* **WORK TO DO**: Gather every line in the records below that contains the word "JSON".

* **RECORDS FOR PROCESSING**:
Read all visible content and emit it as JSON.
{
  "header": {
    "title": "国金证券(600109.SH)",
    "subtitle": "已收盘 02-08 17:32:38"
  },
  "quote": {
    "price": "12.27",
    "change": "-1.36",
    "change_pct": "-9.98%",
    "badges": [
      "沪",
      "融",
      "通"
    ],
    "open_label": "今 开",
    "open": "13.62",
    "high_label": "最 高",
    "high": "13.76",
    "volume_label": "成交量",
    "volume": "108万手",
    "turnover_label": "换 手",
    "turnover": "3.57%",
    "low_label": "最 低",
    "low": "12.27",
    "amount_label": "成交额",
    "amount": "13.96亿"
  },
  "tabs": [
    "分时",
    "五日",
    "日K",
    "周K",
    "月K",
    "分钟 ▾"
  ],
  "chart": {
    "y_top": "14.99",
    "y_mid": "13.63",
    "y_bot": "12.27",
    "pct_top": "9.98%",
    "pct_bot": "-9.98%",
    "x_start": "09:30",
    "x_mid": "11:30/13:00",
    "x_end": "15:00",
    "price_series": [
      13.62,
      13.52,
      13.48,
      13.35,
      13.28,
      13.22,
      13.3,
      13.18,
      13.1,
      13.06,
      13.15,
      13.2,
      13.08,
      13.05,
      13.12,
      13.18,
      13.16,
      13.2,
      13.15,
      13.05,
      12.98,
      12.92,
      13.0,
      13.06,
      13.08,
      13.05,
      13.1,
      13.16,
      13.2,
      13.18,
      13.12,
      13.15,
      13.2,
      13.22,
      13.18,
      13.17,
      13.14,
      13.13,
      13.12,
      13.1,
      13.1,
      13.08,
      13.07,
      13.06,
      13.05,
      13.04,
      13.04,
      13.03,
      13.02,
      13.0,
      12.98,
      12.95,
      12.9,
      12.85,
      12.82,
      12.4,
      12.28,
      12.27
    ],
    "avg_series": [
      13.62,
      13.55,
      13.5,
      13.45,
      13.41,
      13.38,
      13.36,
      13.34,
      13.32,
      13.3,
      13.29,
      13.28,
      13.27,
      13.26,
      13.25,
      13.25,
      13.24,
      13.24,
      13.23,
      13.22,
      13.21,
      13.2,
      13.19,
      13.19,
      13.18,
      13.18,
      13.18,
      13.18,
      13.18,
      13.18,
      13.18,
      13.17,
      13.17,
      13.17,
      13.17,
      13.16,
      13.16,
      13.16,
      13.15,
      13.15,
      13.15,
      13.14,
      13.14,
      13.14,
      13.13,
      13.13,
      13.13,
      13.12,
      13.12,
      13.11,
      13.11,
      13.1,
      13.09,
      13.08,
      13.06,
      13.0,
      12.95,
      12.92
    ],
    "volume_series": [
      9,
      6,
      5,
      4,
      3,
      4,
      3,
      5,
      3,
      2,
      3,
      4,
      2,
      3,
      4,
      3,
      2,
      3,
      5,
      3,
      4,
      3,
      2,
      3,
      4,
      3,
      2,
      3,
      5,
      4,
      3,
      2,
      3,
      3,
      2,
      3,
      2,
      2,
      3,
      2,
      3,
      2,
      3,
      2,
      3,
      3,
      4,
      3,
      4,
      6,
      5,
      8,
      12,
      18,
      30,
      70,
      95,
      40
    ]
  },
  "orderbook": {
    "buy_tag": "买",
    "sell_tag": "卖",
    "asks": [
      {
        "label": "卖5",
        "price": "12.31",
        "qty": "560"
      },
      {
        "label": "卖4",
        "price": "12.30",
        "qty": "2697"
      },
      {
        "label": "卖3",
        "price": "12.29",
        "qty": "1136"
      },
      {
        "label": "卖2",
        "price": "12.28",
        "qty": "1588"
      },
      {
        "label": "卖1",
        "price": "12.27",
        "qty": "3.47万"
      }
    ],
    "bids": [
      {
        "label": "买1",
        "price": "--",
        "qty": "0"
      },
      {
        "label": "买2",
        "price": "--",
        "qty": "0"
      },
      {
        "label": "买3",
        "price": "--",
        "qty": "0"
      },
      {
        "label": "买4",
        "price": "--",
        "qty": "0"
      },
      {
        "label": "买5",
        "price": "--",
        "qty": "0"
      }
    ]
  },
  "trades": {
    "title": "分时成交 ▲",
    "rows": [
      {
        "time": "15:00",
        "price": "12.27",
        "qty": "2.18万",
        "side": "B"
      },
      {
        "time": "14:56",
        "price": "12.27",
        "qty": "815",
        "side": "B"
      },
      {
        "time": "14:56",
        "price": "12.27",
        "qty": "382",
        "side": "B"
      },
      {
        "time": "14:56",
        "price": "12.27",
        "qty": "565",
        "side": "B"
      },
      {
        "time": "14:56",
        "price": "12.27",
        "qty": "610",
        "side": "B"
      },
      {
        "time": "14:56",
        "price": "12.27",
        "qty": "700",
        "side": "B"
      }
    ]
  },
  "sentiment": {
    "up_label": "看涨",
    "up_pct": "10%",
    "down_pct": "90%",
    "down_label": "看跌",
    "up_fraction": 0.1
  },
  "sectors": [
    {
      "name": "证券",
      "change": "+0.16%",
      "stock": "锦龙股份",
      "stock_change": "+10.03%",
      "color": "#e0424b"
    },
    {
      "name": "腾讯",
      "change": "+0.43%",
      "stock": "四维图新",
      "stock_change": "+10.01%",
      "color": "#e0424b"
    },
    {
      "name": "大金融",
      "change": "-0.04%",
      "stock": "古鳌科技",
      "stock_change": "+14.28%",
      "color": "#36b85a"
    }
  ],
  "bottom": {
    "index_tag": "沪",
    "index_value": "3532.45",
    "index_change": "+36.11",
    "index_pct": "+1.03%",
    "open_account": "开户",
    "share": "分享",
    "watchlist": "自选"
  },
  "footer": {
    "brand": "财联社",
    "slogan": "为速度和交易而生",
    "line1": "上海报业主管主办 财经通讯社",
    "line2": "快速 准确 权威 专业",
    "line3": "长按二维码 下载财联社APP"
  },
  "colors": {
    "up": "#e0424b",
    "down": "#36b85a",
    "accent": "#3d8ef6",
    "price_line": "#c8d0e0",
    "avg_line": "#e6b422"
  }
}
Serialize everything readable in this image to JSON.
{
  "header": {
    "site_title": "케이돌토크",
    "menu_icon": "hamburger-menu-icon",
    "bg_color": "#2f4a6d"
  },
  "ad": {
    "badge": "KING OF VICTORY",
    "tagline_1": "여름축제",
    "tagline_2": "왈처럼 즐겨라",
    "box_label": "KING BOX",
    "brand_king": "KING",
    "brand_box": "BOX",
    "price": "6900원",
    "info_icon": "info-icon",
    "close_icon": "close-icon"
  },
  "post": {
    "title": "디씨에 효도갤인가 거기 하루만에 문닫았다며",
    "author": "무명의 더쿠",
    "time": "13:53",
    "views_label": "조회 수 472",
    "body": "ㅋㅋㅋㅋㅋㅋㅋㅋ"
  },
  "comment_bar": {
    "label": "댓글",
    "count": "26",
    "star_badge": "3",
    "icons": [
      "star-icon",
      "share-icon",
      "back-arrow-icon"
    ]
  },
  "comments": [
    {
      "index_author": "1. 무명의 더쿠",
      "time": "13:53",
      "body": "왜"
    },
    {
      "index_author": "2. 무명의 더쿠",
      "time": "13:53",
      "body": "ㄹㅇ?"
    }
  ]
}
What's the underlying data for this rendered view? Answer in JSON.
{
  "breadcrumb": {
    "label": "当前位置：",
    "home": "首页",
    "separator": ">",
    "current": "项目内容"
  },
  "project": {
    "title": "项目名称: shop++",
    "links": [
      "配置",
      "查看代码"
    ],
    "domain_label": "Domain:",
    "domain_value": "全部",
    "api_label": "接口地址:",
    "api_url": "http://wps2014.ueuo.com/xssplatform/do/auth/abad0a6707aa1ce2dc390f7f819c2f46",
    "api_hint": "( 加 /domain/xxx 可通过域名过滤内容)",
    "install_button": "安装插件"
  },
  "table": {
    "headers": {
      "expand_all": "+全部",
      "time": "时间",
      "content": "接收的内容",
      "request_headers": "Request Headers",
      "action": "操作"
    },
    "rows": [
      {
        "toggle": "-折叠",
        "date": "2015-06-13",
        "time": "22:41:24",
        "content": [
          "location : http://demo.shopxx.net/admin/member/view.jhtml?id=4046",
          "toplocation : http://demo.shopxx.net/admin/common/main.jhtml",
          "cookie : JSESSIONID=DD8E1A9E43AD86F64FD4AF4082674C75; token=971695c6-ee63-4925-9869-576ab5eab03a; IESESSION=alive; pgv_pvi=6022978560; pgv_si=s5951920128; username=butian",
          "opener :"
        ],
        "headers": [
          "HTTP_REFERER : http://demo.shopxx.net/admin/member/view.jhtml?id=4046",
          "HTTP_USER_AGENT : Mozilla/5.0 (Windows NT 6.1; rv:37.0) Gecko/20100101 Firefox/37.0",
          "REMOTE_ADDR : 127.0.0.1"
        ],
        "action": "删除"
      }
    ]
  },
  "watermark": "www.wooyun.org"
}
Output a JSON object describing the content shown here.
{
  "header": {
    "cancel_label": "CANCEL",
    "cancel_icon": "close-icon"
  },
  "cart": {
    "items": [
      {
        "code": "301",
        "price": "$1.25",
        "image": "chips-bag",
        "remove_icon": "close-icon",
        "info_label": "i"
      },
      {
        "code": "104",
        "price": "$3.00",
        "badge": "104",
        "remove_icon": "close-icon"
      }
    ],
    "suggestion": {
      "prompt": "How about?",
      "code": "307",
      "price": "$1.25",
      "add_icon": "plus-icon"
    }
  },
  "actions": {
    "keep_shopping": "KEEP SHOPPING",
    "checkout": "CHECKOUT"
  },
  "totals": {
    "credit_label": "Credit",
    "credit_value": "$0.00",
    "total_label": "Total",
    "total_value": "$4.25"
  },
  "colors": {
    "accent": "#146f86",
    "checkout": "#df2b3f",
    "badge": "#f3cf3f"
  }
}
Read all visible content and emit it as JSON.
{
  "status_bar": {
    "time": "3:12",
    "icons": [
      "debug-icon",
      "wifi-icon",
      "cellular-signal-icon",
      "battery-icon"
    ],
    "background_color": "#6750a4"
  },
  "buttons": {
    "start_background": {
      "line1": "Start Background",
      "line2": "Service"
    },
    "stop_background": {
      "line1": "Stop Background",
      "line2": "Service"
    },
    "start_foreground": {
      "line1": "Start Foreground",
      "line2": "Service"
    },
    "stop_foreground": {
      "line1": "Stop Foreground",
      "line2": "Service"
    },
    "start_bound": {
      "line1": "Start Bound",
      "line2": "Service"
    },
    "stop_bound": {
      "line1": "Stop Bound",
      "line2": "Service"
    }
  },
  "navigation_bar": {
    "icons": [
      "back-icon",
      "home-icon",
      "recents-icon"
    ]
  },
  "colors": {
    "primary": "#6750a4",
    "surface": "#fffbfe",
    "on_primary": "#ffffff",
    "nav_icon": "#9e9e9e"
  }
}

* **RESPONSE FOR THIS EXERCISE**:
Read all visible content and emit it as JSON.
Serialize everything readable in this image to JSON.
What's the underlying data for this rendered view? Answer in JSON.
Output a JSON object describing the content shown here.
Read all visible content and emit it as JSON.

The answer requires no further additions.